Task prompt = Search the records that follow and extract every line containing the string "FONTE".

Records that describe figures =
______

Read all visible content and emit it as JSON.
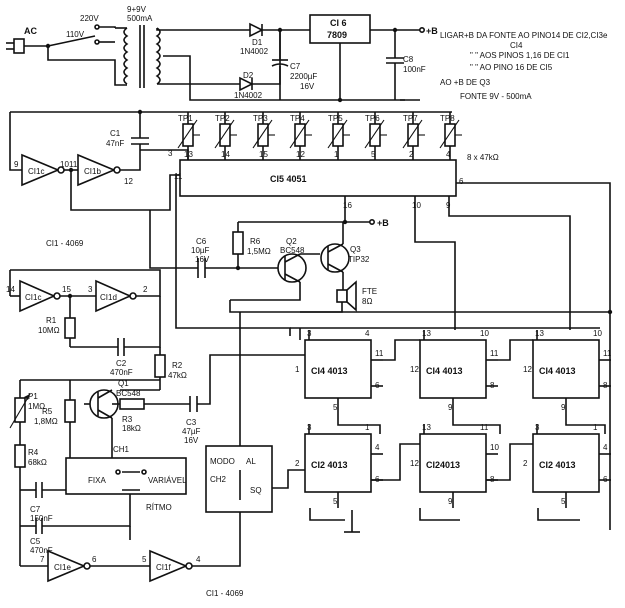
{
  "notes": {
    "line1": "LIGAR+B DA FONTE AO PINO14 DE CI2,CI3e",
    "line2": "CI4",
    "line3": "\"  \"  AOS PINOS 1,16 DE CI1",
    "line4": "\"  \"  AO PINO 16 DE CI5",
    "line5": "AO +B DE Q3",
    "line6": "FONTE 9V - 500mA"
  },
  "power": {
    "ac": "AC",
    "v220": "220V",
    "v110": "110V",
    "transformer": "9+9V",
    "transformer_current": "500mA",
    "d1": "D1",
    "d1_part": "1N4002",
    "d2": "D2",
    "d2_part": "1N4002",
    "c7": "C7",
    "c7_value": "2200µF",
    "c7_voltage": "16V",
    "ci6": "CI 6",
    "ci6_part": "7809",
    "c8": "C8",
    "c8_value": "100nF",
    "plus_b": "+B"
  },
  "trimmers": {
    "labels": [
      "TP1",
      "TP2",
      "TP3",
      "TP4",
      "TP5",
      "TP6",
      "TP7",
      "TP8"
    ],
    "pins": [
      "13",
      "14",
      "15",
      "12",
      "1",
      "5",
      "2",
      "4"
    ],
    "array_note": "8 x 47kΩ"
  },
  "ci5": {
    "name": "CI5 4051",
    "pin3": "3",
    "pin11": "11",
    "pin16": "16",
    "pin10": "10",
    "pin9": "9",
    "pin6": "6"
  },
  "ci1_top": {
    "c1": "C1",
    "c1_value": "47nF",
    "gate_c": "CI1c",
    "gate_b": "CI1b",
    "pin9": "9",
    "pin10": "10",
    "pin11": "11",
    "pin12": "12",
    "label": "CI1 - 4069"
  },
  "transistors": {
    "c6": "C6",
    "c6_value": "10µF",
    "c6_voltage": "16V",
    "r6": "R6",
    "r6_value": "1,5MΩ",
    "q2": "Q2",
    "q2_part": "BC548",
    "q3": "Q3",
    "q3_part": "TIP32",
    "speaker": "FTE",
    "speaker_value": "8Ω",
    "plus_b": "+B"
  },
  "oscillator": {
    "pin14": "14",
    "gate_c": "CI1c",
    "pin15": "15",
    "pin3": "3",
    "gate_d": "CI1d",
    "pin2": "2",
    "r1": "R1",
    "r1_value": "10MΩ",
    "c2": "C2",
    "c2_value": "470nF",
    "r2": "R2",
    "r2_value": "47kΩ",
    "q1": "Q1",
    "q1_part": "BC548",
    "p1": "P1",
    "p1_value": "1MΩ",
    "r5": "R5",
    "r5_value": "1,8MΩ",
    "r3": "R3",
    "r3_value": "18kΩ",
    "c3": "C3",
    "c3_value": "47µF",
    "c3_voltage": "16V",
    "r4": "R4",
    "r4_value": "68kΩ",
    "ch1": "CH1",
    "fixa": "FIXA",
    "variavel": "VARIÁVEL",
    "ritmo": "RÍTMO",
    "c7": "C7",
    "c7_value": "150nF",
    "c5": "C5",
    "c5_value": "470nF",
    "pin7": "7",
    "gate_e": "CI1e",
    "pin6": "6",
    "pin5": "5",
    "gate_f": "CI1f",
    "pin4": "4",
    "label": "CI1 - 4069"
  },
  "mode": {
    "modo": "MODO",
    "al": "AL",
    "ch2": "CH2",
    "sq": "SQ"
  },
  "flipflops": {
    "top": [
      {
        "name": "CI4 4013",
        "pins": [
          "3",
          "4",
          "1",
          "11",
          "5",
          "6"
        ]
      },
      {
        "name": "CI4 4013",
        "pins": [
          "13",
          "10",
          "12",
          "11",
          "9",
          "8"
        ]
      },
      {
        "name": "CI4 4013",
        "pins": [
          "13",
          "10",
          "12",
          "11",
          "9",
          "8"
        ]
      }
    ],
    "bottom": [
      {
        "name": "CI2 4013",
        "pins": [
          "3",
          "1",
          "2",
          "4",
          "5",
          "6"
        ]
      },
      {
        "name": "CI24013",
        "pins": [
          "13",
          "11",
          "12",
          "10",
          "9",
          "8"
        ]
      },
      {
        "name": "CI2 4013",
        "pins": [
          "3",
          "1",
          "2",
          "4",
          "5",
          "6"
        ]
      }
    ]
  },
  "colors": {
    "ink": "#111111",
    "paper": "#ffffff"
  }
}
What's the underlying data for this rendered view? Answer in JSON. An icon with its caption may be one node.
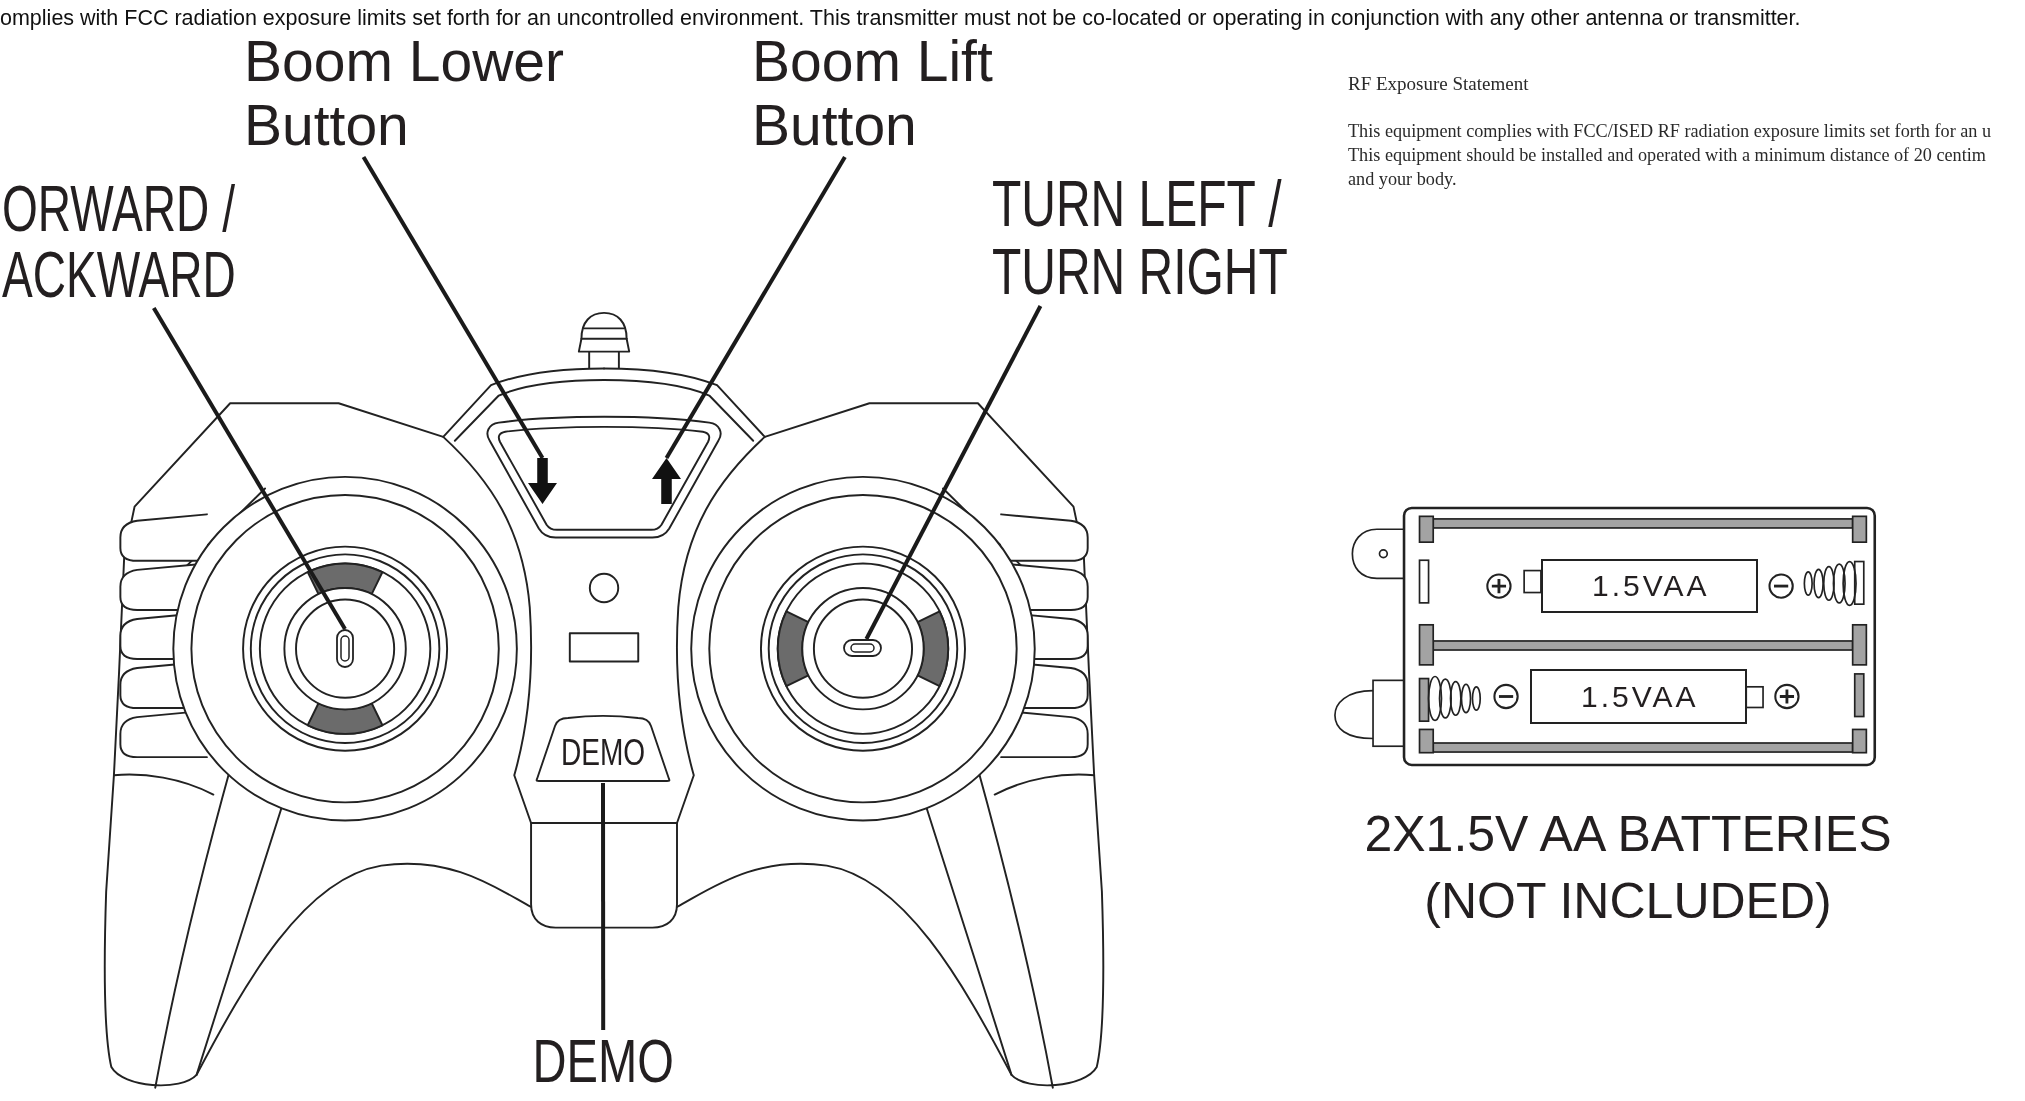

______

Right answer =
    "line1": "LIGAR+B DA FONTE AO PINO14 DE CI2,CI3e",
    "line6": "FONTE 9V - 500mA"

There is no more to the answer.